Instructions to follow: Each line of the data that includes the string "this" is to be copied out.
# Start of Provided material
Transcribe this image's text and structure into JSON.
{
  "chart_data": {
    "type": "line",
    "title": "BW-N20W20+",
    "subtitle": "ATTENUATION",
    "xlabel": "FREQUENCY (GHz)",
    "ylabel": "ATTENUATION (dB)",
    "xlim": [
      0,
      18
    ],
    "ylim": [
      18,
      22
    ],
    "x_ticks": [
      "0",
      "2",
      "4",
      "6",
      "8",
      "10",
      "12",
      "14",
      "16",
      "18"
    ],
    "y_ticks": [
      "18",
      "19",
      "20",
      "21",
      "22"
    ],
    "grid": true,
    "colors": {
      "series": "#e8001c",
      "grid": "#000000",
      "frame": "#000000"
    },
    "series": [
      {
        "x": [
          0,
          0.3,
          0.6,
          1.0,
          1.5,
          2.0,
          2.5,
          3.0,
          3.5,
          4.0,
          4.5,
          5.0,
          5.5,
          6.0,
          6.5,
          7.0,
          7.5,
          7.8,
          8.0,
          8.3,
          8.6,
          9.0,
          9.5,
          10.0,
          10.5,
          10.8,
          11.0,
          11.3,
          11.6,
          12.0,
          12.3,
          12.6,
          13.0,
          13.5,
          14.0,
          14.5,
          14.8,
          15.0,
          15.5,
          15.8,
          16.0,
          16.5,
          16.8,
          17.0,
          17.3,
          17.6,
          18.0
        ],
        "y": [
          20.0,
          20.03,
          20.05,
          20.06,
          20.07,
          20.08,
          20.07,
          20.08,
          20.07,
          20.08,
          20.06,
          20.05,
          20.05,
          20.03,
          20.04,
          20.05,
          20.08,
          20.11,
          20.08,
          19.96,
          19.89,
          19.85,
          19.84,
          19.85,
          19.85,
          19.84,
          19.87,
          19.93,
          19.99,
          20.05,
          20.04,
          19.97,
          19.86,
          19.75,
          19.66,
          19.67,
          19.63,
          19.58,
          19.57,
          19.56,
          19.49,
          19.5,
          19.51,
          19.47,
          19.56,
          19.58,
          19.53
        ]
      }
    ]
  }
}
# End of Provided material
# Start of Provided material
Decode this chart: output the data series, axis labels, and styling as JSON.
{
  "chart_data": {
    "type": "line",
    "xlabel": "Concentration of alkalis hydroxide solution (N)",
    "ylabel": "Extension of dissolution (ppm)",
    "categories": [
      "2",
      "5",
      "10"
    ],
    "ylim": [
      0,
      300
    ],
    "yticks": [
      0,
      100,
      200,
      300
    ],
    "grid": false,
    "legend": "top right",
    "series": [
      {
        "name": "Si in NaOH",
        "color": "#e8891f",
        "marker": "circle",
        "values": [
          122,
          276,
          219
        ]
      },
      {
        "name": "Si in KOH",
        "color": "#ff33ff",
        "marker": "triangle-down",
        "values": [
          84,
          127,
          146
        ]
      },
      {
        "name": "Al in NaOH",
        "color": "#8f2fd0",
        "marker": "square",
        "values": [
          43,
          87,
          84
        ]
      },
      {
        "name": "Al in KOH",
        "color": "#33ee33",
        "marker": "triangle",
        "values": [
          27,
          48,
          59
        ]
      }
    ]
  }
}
# End of Provided material
Written answer:
Transcribe this image's text and structure into JSON.
Decode this chart: output the data series, axis labels, and styling as JSON.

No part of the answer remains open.